(Extracted data entries)

##############################

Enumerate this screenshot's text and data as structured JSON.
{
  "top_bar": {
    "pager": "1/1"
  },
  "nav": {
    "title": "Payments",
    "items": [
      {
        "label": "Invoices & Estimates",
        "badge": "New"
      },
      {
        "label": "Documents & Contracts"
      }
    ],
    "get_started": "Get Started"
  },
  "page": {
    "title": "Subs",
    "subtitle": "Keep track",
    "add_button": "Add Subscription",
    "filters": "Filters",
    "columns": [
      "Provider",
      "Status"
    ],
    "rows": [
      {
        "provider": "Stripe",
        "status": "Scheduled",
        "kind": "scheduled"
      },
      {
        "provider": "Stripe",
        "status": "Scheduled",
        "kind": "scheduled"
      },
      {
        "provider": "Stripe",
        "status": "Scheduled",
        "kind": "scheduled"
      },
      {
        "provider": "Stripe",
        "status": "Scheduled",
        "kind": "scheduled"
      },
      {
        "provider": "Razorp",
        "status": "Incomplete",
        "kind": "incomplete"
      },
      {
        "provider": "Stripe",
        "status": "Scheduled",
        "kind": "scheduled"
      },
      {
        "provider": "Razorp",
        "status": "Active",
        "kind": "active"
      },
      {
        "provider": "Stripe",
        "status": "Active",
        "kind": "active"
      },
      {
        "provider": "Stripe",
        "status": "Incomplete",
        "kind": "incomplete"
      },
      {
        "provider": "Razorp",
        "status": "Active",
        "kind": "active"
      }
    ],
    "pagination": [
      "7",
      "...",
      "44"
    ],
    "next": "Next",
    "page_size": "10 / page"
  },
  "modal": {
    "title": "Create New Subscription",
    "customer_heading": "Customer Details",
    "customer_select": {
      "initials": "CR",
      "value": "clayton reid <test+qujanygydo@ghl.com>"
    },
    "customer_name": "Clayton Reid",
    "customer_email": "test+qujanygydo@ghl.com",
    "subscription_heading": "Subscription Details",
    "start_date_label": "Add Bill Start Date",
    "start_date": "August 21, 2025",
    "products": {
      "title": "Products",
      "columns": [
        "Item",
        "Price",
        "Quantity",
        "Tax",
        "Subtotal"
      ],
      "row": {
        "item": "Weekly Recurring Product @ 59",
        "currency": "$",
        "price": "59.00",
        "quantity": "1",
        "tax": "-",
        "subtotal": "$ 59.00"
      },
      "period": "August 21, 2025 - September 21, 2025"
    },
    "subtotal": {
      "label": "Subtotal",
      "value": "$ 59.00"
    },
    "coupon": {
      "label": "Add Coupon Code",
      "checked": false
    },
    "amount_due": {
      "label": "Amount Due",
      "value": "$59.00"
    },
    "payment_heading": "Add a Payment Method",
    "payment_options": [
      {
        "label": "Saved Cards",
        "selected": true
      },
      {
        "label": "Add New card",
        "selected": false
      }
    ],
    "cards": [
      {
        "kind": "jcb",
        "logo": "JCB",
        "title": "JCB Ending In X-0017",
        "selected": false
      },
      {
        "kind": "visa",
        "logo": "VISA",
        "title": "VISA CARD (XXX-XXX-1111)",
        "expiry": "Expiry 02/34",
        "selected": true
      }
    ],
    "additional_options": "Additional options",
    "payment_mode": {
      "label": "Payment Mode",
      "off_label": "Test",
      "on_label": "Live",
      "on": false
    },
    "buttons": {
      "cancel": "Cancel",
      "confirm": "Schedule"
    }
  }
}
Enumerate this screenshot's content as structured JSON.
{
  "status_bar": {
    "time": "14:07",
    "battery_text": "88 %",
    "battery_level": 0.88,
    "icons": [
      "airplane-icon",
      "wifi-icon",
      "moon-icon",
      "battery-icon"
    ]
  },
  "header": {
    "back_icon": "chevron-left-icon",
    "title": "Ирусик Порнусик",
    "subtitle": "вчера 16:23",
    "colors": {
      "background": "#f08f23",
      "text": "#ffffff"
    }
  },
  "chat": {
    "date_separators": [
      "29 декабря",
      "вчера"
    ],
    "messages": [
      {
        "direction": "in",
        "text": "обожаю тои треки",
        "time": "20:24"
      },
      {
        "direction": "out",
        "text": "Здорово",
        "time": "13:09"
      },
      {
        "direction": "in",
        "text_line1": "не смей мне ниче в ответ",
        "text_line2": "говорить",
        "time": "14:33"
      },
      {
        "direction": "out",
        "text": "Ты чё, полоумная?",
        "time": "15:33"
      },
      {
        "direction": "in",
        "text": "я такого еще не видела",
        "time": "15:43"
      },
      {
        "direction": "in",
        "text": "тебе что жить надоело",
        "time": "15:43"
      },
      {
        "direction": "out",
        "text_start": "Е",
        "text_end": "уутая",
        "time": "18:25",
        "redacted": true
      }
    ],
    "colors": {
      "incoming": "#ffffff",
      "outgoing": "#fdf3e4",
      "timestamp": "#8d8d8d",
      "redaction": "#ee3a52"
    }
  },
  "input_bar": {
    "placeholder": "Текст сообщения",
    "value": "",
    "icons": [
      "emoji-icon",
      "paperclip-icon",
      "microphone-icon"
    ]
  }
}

##############################

_Challenge_.
Write an exact transcription of every entry above.

_Task result_.
Enumerate this screenshot's text and data as structured JSON.
{
  "top_bar": {
    "pager": "1/1"
  },
  "nav": {
    "title": "Payments",
    "items": [
      {
        "label": "Invoices & Estimates",
        "badge": "New"
      },
      {
        "label": "Documents & Contracts"
      }
    ],
    "get_started": "Get Started"
  },
  "page": {
    "title": "Subs",
    "subtitle": "Keep track",
    "add_button": "Add Subscription",
    "filters": "Filters",
    "columns": [
      "Provider",
      "Status"
    ],
    "rows": [
      {
        "provider": "Stripe",
        "status": "Scheduled",
        "kind": "scheduled"
      },
      {
        "provider": "Stripe",
        "status": "Scheduled",
        "kind": "scheduled"
      },
      {
        "provider": "Stripe",
        "status": "Scheduled",
        "kind": "scheduled"
      },
      {
        "provider": "Stripe",
        "status": "Scheduled",
        "kind": "scheduled"
      },
      {
        "provider": "Razorp",
        "status": "Incomplete",
        "kind": "incomplete"
      },
      {
        "provider": "Stripe",
        "status": "Scheduled",
        "kind": "scheduled"
      },
      {
        "provider": "Razorp",
        "status": "Active",
        "kind": "active"
      },
      {
        "provider": "Stripe",
        "status": "Active",
        "kind": "active"
      },
      {
        "provider": "Stripe",
        "status": "Incomplete",
        "kind": "incomplete"
      },
      {
        "provider": "Razorp",
        "status": "Active",
        "kind": "active"
      }
    ],
    "pagination": [
      "7",
      "...",
      "44"
    ],
    "next": "Next",
    "page_size": "10 / page"
  },
  "modal": {
    "title": "Create New Subscription",
    "customer_heading": "Customer Details",
    "customer_select": {
      "initials": "CR",
      "value": "clayton reid <test+qujanygydo@ghl.com>"
    },
    "customer_name": "Clayton Reid",
    "customer_email": "test+qujanygydo@ghl.com",
    "subscription_heading": "Subscription Details",
    "start_date_label": "Add Bill Start Date",
    "start_date": "August 21, 2025",
    "products": {
      "title": "Products",
      "columns": [
        "Item",
        "Price",
        "Quantity",
        "Tax",
        "Subtotal"
      ],
      "row": {
        "item": "Weekly Recurring Product @ 59",
        "currency": "$",
        "price": "59.00",
        "quantity": "1",
        "tax": "-",
        "subtotal": "$ 59.00"
      },
      "period": "August 21, 2025 - September 21, 2025"
    },
    "subtotal": {
      "label": "Subtotal",
      "value": "$ 59.00"
    },
    "coupon": {
      "label": "Add Coupon Code",
      "checked": false
    },
    "amount_due": {
      "label": "Amount Due",
      "value": "$59.00"
    },
    "payment_heading": "Add a Payment Method",
    "payment_options": [
      {
        "label": "Saved Cards",
        "selected": true
      },
      {
        "label": "Add New card",
        "selected": false
      }
    ],
    "cards": [
      {
        "kind": "jcb",
        "logo": "JCB",
        "title": "JCB Ending In X-0017",
        "selected": false
      },
      {
        "kind": "visa",
        "logo": "VISA",
        "title": "VISA CARD (XXX-XXX-1111)",
        "expiry": "Expiry 02/34",
        "selected": true
      }
    ],
    "additional_options": "Additional options",
    "payment_mode": {
      "label": "Payment Mode",
      "off_label": "Test",
      "on_label": "Live",
      "on": false
    },
    "buttons": {
      "cancel": "Cancel",
      "confirm": "Schedule"
    }
  }
}
Enumerate this screenshot's content as structured JSON.
{
  "status_bar": {
    "time": "14:07",
    "battery_text": "88 %",
    "battery_level": 0.88,
    "icons": [
      "airplane-icon",
      "wifi-icon",
      "moon-icon",
      "battery-icon"
    ]
  },
  "header": {
    "back_icon": "chevron-left-icon",
    "title": "Ирусик Порнусик",
    "subtitle": "вчера 16:23",
    "colors": {
      "background": "#f08f23",
      "text": "#ffffff"
    }
  },
  "chat": {
    "date_separators": [
      "29 декабря",
      "вчера"
    ],
    "messages": [
      {
        "direction": "in",
        "text": "обожаю тои треки",
        "time": "20:24"
      },
      {
        "direction": "out",
        "text": "Здорово",
        "time": "13:09"
      },
      {
        "direction": "in",
        "text_line1": "не смей мне ниче в ответ",
        "text_line2": "говорить",
        "time": "14:33"
      },
      {
        "direction": "out",
        "text": "Ты чё, полоумная?",
        "time": "15:33"
      },
      {
        "direction": "in",
        "text": "я такого еще не видела",
        "time": "15:43"
      },
      {
        "direction": "in",
        "text": "тебе что жить надоело",
        "time": "15:43"
      },
      {
        "direction": "out",
        "text_start": "Е",
        "text_end": "уутая",
        "time": "18:25",
        "redacted": true
      }
    ],
    "colors": {
      "incoming": "#ffffff",
      "outgoing": "#fdf3e4",
      "timestamp": "#8d8d8d",
      "redaction": "#ee3a52"
    }
  },
  "input_bar": {
    "placeholder": "Текст сообщения",
    "value": "",
    "icons": [
      "emoji-icon",
      "paperclip-icon",
      "microphone-icon"
    ]
  }
}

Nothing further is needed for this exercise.